-- Start of Data section --
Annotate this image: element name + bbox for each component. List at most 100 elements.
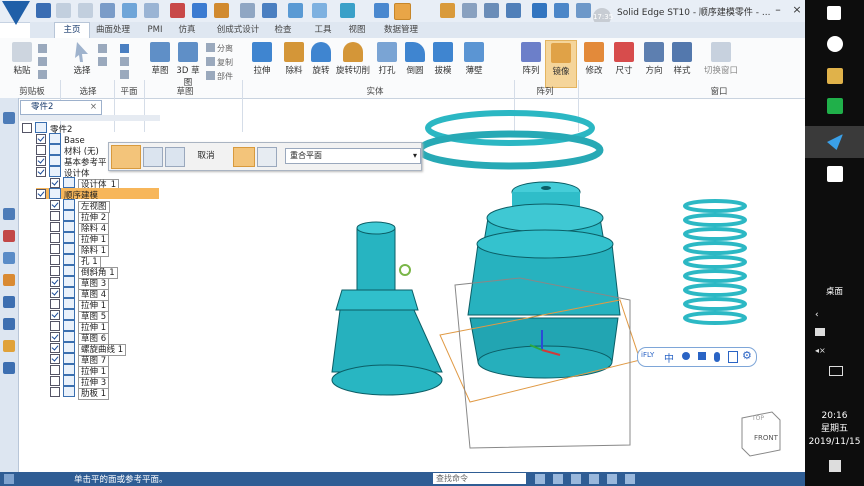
sketch3d-button[interactable]: 3D 草图: [176, 42, 200, 88]
input-icon[interactable]: [829, 366, 843, 376]
revolve-button[interactable]: 旋转: [308, 42, 334, 76]
copy-item[interactable]: 复制: [206, 57, 233, 68]
tool-quick-icon[interactable]: [440, 3, 455, 18]
pattern-button[interactable]: 阵列: [518, 42, 544, 76]
split-item[interactable]: 分离: [206, 43, 233, 54]
thin-wall-button[interactable]: 薄壁: [460, 42, 488, 76]
desktop-label[interactable]: 桌面: [805, 285, 864, 297]
photos-icon[interactable]: [827, 166, 843, 182]
sketch-button[interactable]: 草图: [148, 42, 172, 76]
zoom-quick-icon[interactable]: [312, 3, 327, 18]
magnet-icon[interactable]: [170, 3, 185, 18]
cut-button[interactable]: 除料: [280, 42, 308, 76]
view-cube[interactable]: FRONT TOP: [741, 411, 781, 457]
cut-icon[interactable]: [38, 44, 49, 54]
zoom-icon[interactable]: [553, 474, 563, 484]
settings-quick-icon[interactable]: [484, 3, 499, 18]
dimension-tool-icon[interactable]: [144, 3, 159, 18]
mirror-quick-icon[interactable]: [262, 3, 277, 18]
minimize-icon[interactable]: –: [770, 3, 786, 17]
option-b-button[interactable]: [257, 147, 277, 167]
tab-generative-design[interactable]: 创成式设计: [212, 23, 264, 37]
accept-icon[interactable]: [165, 147, 185, 167]
extrude-button[interactable]: 拉伸: [248, 42, 276, 76]
style-button[interactable]: 样式: [670, 42, 694, 76]
start-icon[interactable]: [827, 6, 841, 20]
revolve-cut-button[interactable]: 旋转切削: [334, 42, 372, 76]
solid-edge-logo-icon[interactable]: [2, 1, 30, 25]
paste-button[interactable]: 粘贴: [8, 42, 36, 76]
fit-icon[interactable]: [571, 474, 581, 484]
shading-icon[interactable]: [625, 474, 635, 484]
tab-home[interactable]: 主页: [54, 22, 90, 39]
select-option-icon[interactable]: [98, 44, 109, 54]
rotate-icon[interactable]: [399, 264, 411, 276]
save-icon[interactable]: [36, 3, 51, 18]
tab-view[interactable]: 视图: [344, 23, 370, 37]
draft-button[interactable]: 拔模: [430, 42, 456, 76]
punctuation-icon[interactable]: [698, 352, 706, 360]
switch-window-button[interactable]: 切换窗口: [700, 42, 742, 76]
cut-quick-icon[interactable]: [214, 3, 229, 18]
undo-icon[interactable]: [56, 3, 71, 18]
line-tool-icon[interactable]: [122, 3, 137, 18]
taskbar-clock[interactable]: 20:16 星期五 2019/11/15: [805, 410, 864, 449]
pan-icon[interactable]: [589, 474, 599, 484]
option-a-button[interactable]: [233, 147, 255, 167]
plane-icon[interactable]: [120, 44, 131, 54]
cancel-button[interactable]: 取消: [187, 149, 225, 163]
rotate-view-icon[interactable]: [607, 474, 617, 484]
battery-icon[interactable]: [815, 328, 825, 336]
tab-inspect[interactable]: 检查: [270, 23, 296, 37]
orient-button[interactable]: 方向: [642, 42, 666, 76]
ime-mode[interactable]: 中: [664, 350, 674, 365]
ruler-quick-icon[interactable]: [506, 3, 521, 18]
part-item[interactable]: 部件: [206, 71, 233, 82]
dimension-button[interactable]: 尺寸: [612, 42, 636, 76]
active-quick-icon[interactable]: [394, 3, 411, 20]
keyboard-icon[interactable]: [728, 351, 738, 363]
notification-icon[interactable]: [829, 460, 841, 472]
tab-data-management[interactable]: 数据管理: [378, 23, 424, 37]
chevron-left-icon[interactable]: ‹: [815, 310, 819, 320]
mirror-type-button[interactable]: [111, 145, 141, 169]
plane-angle-icon[interactable]: [120, 70, 131, 80]
moon-icon[interactable]: [682, 352, 690, 360]
nav-icon[interactable]: [535, 474, 545, 484]
shade-quick-icon[interactable]: [340, 3, 355, 18]
pattern-quick-icon[interactable]: [240, 3, 255, 18]
ime-toolbar[interactable]: iFLY 中 ⚙: [637, 347, 757, 367]
part-quick-icon[interactable]: [532, 3, 547, 18]
hole-button[interactable]: 打孔: [374, 42, 400, 76]
close-icon[interactable]: ×: [789, 3, 805, 17]
microphone-icon[interactable]: [714, 352, 720, 362]
plane-select-dropdown[interactable]: 重合平面 ▾: [285, 148, 421, 164]
sheet-quick-icon[interactable]: [554, 3, 569, 18]
plane-offset-icon[interactable]: [120, 57, 131, 67]
gear-icon[interactable]: ⚙: [742, 349, 752, 362]
select-button[interactable]: 选择: [68, 42, 96, 76]
file-explorer-icon[interactable]: [827, 68, 843, 84]
redo-icon[interactable]: [78, 3, 93, 18]
render-quick-icon[interactable]: [576, 3, 591, 18]
search-command-input[interactable]: 查找命令: [433, 473, 526, 484]
select-tool-icon[interactable]: [100, 3, 115, 18]
measure-quick-icon[interactable]: [462, 3, 477, 18]
tab-simulation[interactable]: 仿真: [174, 23, 200, 37]
select-filter-icon[interactable]: [98, 57, 109, 67]
tab-tools[interactable]: 工具: [310, 23, 336, 37]
tab-surfacing[interactable]: 曲面处理: [92, 23, 134, 37]
layout-quick-icon[interactable]: [374, 3, 389, 18]
mirror-button[interactable]: 镜像: [545, 40, 577, 88]
volume-icon[interactable]: ◂×: [815, 346, 826, 355]
extrude-quick-icon[interactable]: [192, 3, 207, 18]
view-quick-icon[interactable]: [288, 3, 303, 18]
tab-pmi[interactable]: PMI: [142, 23, 168, 37]
copy-icon[interactable]: [38, 57, 49, 67]
search-icon[interactable]: [827, 36, 843, 52]
format-icon[interactable]: [38, 70, 49, 80]
modify-button[interactable]: 修改: [582, 42, 606, 76]
select-face-icon[interactable]: [143, 147, 163, 167]
round-button[interactable]: 倒圆: [402, 42, 428, 76]
iqiyi-icon[interactable]: [827, 98, 843, 114]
-- End of Data section --
## [What the task requires]
Reproduce every entry above verbatim, leaving out the pictures.

## [Final result]
Annotate this image: element name + bbox for each component. List at most 100 elements.
sketch3d-button[interactable]: 3D 草图: [176, 42, 200, 88]
input-icon[interactable]: [829, 366, 843, 376]
revolve-button[interactable]: 旋转: [308, 42, 334, 76]
copy-item[interactable]: 复制: [206, 57, 233, 68]
tool-quick-icon[interactable]: [440, 3, 455, 18]
pattern-button[interactable]: 阵列: [518, 42, 544, 76]
split-item[interactable]: 分离: [206, 43, 233, 54]
thin-wall-button[interactable]: 薄壁: [460, 42, 488, 76]
desktop-label[interactable]: 桌面: [805, 285, 864, 297]
photos-icon[interactable]: [827, 166, 843, 182]
sketch-button[interactable]: 草图: [148, 42, 172, 76]
zoom-quick-icon[interactable]: [312, 3, 327, 18]
magnet-icon[interactable]: [170, 3, 185, 18]
cut-button[interactable]: 除料: [280, 42, 308, 76]
view-cube[interactable]: FRONT TOP: [741, 411, 781, 457]
cut-icon[interactable]: [38, 44, 49, 54]
zoom-icon[interactable]: [553, 474, 563, 484]
settings-quick-icon[interactable]: [484, 3, 499, 18]
dimension-tool-icon[interactable]: [144, 3, 159, 18]
mirror-quick-icon[interactable]: [262, 3, 277, 18]
minimize-icon[interactable]: –: [770, 3, 786, 17]
option-b-button[interactable]: [257, 147, 277, 167]
tab-generative-design[interactable]: 创成式设计: [212, 23, 264, 37]
accept-icon[interactable]: [165, 147, 185, 167]
extrude-button[interactable]: 拉伸: [248, 42, 276, 76]
style-button[interactable]: 样式: [670, 42, 694, 76]
start-icon[interactable]: [827, 6, 841, 20]
revolve-cut-button[interactable]: 旋转切削: [334, 42, 372, 76]
solid-edge-logo-icon[interactable]: [2, 1, 30, 25]
paste-button[interactable]: 粘贴: [8, 42, 36, 76]
fit-icon[interactable]: [571, 474, 581, 484]
shading-icon[interactable]: [625, 474, 635, 484]
tab-home[interactable]: 主页: [54, 22, 90, 39]
select-option-icon[interactable]: [98, 44, 109, 54]
rotate-icon[interactable]: [399, 264, 411, 276]
save-icon[interactable]: [36, 3, 51, 18]
tab-view[interactable]: 视图: [344, 23, 370, 37]
draft-button[interactable]: 拔模: [430, 42, 456, 76]
punctuation-icon[interactable]: [698, 352, 706, 360]
switch-window-button[interactable]: 切换窗口: [700, 42, 742, 76]
cut-quick-icon[interactable]: [214, 3, 229, 18]
undo-icon[interactable]: [56, 3, 71, 18]
line-tool-icon[interactable]: [122, 3, 137, 18]
taskbar-clock[interactable]: 20:16 星期五 2019/11/15: [805, 410, 864, 449]
pan-icon[interactable]: [589, 474, 599, 484]
option-a-button[interactable]: [233, 147, 255, 167]
plane-icon[interactable]: [120, 44, 131, 54]
cancel-button[interactable]: 取消: [187, 149, 225, 163]
rotate-view-icon[interactable]: [607, 474, 617, 484]
battery-icon[interactable]: [815, 328, 825, 336]
tab-inspect[interactable]: 检查: [270, 23, 296, 37]
orient-button[interactable]: 方向: [642, 42, 666, 76]
ime-mode[interactable]: 中: [664, 350, 674, 365]
ruler-quick-icon[interactable]: [506, 3, 521, 18]
part-item[interactable]: 部件: [206, 71, 233, 82]
dimension-button[interactable]: 尺寸: [612, 42, 636, 76]
active-quick-icon[interactable]: [394, 3, 411, 20]
keyboard-icon[interactable]: [728, 351, 738, 363]
notification-icon[interactable]: [829, 460, 841, 472]
tab-data-management[interactable]: 数据管理: [378, 23, 424, 37]
chevron-left-icon[interactable]: ‹: [815, 310, 819, 320]
mirror-type-button[interactable]: [111, 145, 141, 169]
plane-angle-icon[interactable]: [120, 70, 131, 80]
moon-icon[interactable]: [682, 352, 690, 360]
nav-icon[interactable]: [535, 474, 545, 484]
shade-quick-icon[interactable]: [340, 3, 355, 18]
pattern-quick-icon[interactable]: [240, 3, 255, 18]
ime-toolbar[interactable]: iFLY 中 ⚙: [637, 347, 757, 367]
part-quick-icon[interactable]: [532, 3, 547, 18]
hole-button[interactable]: 打孔: [374, 42, 400, 76]
close-icon[interactable]: ×: [789, 3, 805, 17]
microphone-icon[interactable]: [714, 352, 720, 362]
plane-select-dropdown[interactable]: 重合平面 ▾: [285, 148, 421, 164]
sheet-quick-icon[interactable]: [554, 3, 569, 18]
plane-offset-icon[interactable]: [120, 57, 131, 67]
gear-icon[interactable]: ⚙: [742, 349, 752, 362]
select-button[interactable]: 选择: [68, 42, 96, 76]
file-explorer-icon[interactable]: [827, 68, 843, 84]
redo-icon[interactable]: [78, 3, 93, 18]
render-quick-icon[interactable]: [576, 3, 591, 18]
search-command-input[interactable]: 查找命令: [433, 473, 526, 484]
select-tool-icon[interactable]: [100, 3, 115, 18]
measure-quick-icon[interactable]: [462, 3, 477, 18]
tab-simulation[interactable]: 仿真: [174, 23, 200, 37]
select-filter-icon[interactable]: [98, 57, 109, 67]
tab-tools[interactable]: 工具: [310, 23, 336, 37]
tab-surfacing[interactable]: 曲面处理: [92, 23, 134, 37]
layout-quick-icon[interactable]: [374, 3, 389, 18]
mirror-button[interactable]: 镜像: [545, 40, 577, 88]
volume-icon[interactable]: ◂×: [815, 346, 826, 355]
extrude-quick-icon[interactable]: [192, 3, 207, 18]
view-quick-icon[interactable]: [288, 3, 303, 18]
tab-pmi[interactable]: PMI: [142, 23, 168, 37]
copy-icon[interactable]: [38, 57, 49, 67]
search-icon[interactable]: [827, 36, 843, 52]
format-icon[interactable]: [38, 70, 49, 80]
modify-button[interactable]: 修改: [582, 42, 606, 76]
select-face-icon[interactable]: [143, 147, 163, 167]
round-button[interactable]: 倒圆: [402, 42, 428, 76]
iqiyi-icon[interactable]: [827, 98, 843, 114]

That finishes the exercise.